Exercise brief: Copy out every line in which the string "JSON" occurs.

[Start Input]

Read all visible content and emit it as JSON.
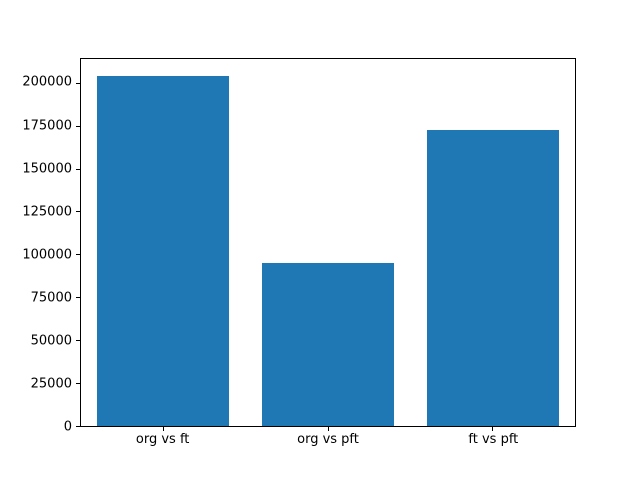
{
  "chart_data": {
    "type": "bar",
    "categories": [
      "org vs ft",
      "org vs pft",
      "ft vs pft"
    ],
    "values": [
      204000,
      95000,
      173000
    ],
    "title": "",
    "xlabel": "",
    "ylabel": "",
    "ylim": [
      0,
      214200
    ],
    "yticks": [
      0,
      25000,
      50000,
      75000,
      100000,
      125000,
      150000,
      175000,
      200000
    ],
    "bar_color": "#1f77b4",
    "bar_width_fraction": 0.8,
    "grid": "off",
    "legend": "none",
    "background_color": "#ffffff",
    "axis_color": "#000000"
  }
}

[End Input]
[Start Input]

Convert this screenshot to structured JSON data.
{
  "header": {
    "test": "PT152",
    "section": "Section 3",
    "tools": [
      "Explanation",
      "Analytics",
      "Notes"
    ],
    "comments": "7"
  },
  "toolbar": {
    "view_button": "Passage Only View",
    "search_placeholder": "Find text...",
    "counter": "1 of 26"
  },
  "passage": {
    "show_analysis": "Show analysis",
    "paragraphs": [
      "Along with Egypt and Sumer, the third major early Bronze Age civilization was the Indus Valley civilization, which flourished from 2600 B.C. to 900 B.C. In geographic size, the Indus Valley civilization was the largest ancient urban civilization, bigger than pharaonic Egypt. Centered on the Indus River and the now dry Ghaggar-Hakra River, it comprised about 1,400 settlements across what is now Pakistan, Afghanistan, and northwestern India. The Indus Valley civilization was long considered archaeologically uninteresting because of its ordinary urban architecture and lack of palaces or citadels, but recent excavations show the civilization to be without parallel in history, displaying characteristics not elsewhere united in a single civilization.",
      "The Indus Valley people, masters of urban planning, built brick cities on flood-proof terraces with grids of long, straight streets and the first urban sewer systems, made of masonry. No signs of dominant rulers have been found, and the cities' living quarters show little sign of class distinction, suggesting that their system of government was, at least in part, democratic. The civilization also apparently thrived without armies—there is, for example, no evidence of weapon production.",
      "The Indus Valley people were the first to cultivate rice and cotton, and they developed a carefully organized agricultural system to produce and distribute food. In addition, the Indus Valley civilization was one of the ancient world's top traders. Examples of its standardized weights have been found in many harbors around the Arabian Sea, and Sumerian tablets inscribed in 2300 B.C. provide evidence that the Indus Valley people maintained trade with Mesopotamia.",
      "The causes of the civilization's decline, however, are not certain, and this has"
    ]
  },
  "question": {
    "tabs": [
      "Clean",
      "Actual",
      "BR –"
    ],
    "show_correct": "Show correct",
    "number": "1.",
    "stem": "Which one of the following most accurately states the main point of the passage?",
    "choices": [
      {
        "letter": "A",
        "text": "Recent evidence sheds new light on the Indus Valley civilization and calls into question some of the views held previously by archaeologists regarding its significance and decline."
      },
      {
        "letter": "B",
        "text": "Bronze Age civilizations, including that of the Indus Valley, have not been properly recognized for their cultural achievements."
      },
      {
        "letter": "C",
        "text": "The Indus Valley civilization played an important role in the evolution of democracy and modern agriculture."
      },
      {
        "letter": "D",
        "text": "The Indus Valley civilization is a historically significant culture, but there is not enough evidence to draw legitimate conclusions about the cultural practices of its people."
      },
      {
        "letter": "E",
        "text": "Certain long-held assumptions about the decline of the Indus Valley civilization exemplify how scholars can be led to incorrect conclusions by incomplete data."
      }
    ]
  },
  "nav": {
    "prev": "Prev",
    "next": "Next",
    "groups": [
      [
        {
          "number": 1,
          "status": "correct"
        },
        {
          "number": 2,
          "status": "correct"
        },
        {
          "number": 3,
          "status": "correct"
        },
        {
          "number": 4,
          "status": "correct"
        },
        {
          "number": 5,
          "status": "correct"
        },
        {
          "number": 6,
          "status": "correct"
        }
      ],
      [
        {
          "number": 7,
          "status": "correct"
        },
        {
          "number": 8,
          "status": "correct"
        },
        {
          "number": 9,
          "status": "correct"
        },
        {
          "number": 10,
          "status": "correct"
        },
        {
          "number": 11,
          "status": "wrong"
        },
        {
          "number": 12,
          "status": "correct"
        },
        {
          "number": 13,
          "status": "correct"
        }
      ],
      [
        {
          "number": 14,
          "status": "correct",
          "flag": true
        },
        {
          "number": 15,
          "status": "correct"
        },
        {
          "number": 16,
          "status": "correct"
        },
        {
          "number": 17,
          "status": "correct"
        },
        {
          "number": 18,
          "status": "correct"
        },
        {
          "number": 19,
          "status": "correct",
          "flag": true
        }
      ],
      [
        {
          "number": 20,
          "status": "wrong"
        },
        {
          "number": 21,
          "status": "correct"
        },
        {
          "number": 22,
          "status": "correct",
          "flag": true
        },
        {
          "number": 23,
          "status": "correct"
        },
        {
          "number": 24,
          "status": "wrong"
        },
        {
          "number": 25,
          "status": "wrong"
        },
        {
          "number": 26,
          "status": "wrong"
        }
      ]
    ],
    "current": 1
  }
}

[End Input]

The completed task:
Read all visible content and emit it as JSON.
Convert this screenshot to structured JSON data.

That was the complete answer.